DATA PROVIDED:
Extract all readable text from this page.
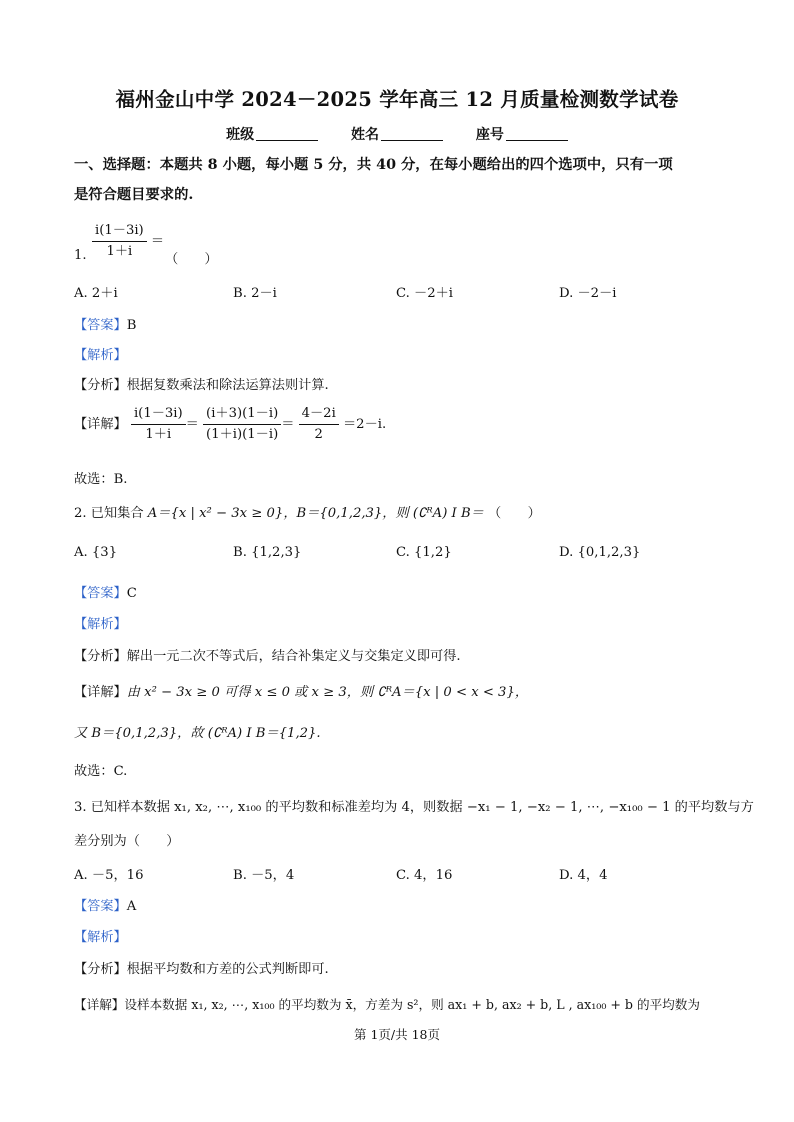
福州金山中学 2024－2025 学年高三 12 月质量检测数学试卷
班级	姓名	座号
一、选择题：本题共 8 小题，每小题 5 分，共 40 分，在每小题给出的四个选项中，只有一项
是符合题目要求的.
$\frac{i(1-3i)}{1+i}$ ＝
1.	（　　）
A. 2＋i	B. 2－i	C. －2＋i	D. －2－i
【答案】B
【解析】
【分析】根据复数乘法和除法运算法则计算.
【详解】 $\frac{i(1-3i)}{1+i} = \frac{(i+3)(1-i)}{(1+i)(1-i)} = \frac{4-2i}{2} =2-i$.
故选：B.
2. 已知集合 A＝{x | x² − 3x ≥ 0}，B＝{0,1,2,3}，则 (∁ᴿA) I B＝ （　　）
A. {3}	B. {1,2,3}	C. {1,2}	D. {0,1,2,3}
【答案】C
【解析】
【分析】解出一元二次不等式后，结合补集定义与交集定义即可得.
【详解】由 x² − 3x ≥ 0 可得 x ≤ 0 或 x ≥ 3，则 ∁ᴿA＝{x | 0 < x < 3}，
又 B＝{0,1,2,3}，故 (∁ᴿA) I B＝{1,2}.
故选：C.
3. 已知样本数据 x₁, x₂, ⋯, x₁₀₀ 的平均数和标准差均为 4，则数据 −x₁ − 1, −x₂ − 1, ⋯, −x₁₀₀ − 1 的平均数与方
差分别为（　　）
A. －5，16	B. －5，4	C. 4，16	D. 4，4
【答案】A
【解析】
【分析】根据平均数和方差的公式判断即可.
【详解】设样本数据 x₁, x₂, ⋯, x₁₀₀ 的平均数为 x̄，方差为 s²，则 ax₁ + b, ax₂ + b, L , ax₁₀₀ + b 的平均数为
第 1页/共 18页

WHAT IS BEING ASKED: Retype each line of the listing above word for word. Exclude the pictures.

SOLUTION FOR THIS PROBLEM:
Extract all readable text from this page.
福州金山中学 2024－2025 学年高三 12 月质量检测数学试卷
班级	姓名	座号
一、选择题：本题共 8 小题，每小题 5 分，共 40 分，在每小题给出的四个选项中，只有一项
是符合题目要求的.
$\frac{i(1-3i)}{1+i}$ ＝
1.	（　　）
A. 2＋i	B. 2－i	C. －2＋i	D. －2－i
【答案】B
【解析】
【分析】根据复数乘法和除法运算法则计算.
【详解】 $\frac{i(1-3i)}{1+i} = \frac{(i+3)(1-i)}{(1+i)(1-i)} = \frac{4-2i}{2} =2-i$.
故选：B.
2. 已知集合 A＝{x | x² − 3x ≥ 0}，B＝{0,1,2,3}，则 (∁ᴿA) I B＝ （　　）
A. {3}	B. {1,2,3}	C. {1,2}	D. {0,1,2,3}
【答案】C
【解析】
【分析】解出一元二次不等式后，结合补集定义与交集定义即可得.
【详解】由 x² − 3x ≥ 0 可得 x ≤ 0 或 x ≥ 3，则 ∁ᴿA＝{x | 0 < x < 3}，
又 B＝{0,1,2,3}，故 (∁ᴿA) I B＝{1,2}.
故选：C.
3. 已知样本数据 x₁, x₂, ⋯, x₁₀₀ 的平均数和标准差均为 4，则数据 −x₁ − 1, −x₂ − 1, ⋯, −x₁₀₀ − 1 的平均数与方
差分别为（　　）
A. －5，16	B. －5，4	C. 4，16	D. 4，4
【答案】A
【解析】
【分析】根据平均数和方差的公式判断即可.
【详解】设样本数据 x₁, x₂, ⋯, x₁₀₀ 的平均数为 x̄，方差为 s²，则 ax₁ + b, ax₂ + b, L , ax₁₀₀ + b 的平均数为
第 1页/共 18页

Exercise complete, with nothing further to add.